**Short task**.
Identify each line holding the string "shifts" and copy it.

**Dataset**.
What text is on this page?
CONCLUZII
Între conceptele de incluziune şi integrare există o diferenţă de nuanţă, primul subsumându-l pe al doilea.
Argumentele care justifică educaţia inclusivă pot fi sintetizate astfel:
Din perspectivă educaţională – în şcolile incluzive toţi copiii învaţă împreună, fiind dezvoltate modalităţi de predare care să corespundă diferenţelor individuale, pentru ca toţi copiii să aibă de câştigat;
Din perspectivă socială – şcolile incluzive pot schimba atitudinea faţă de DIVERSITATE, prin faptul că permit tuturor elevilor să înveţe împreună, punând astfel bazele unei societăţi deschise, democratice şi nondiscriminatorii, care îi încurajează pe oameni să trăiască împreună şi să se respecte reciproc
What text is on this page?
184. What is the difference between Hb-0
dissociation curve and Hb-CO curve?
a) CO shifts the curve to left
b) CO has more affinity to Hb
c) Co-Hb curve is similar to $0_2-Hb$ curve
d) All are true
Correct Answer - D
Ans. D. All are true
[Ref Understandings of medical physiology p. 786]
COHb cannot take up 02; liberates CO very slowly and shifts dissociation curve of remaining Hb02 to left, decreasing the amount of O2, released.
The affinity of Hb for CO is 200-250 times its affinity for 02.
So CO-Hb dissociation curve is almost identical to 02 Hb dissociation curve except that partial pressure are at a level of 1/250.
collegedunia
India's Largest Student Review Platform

**Solution**.
a) CO shifts the curve to left
COHb cannot take up 02; liberates CO very slowly and shifts dissociation curve of remaining Hb02 to left, decreasing the amount of O2, released.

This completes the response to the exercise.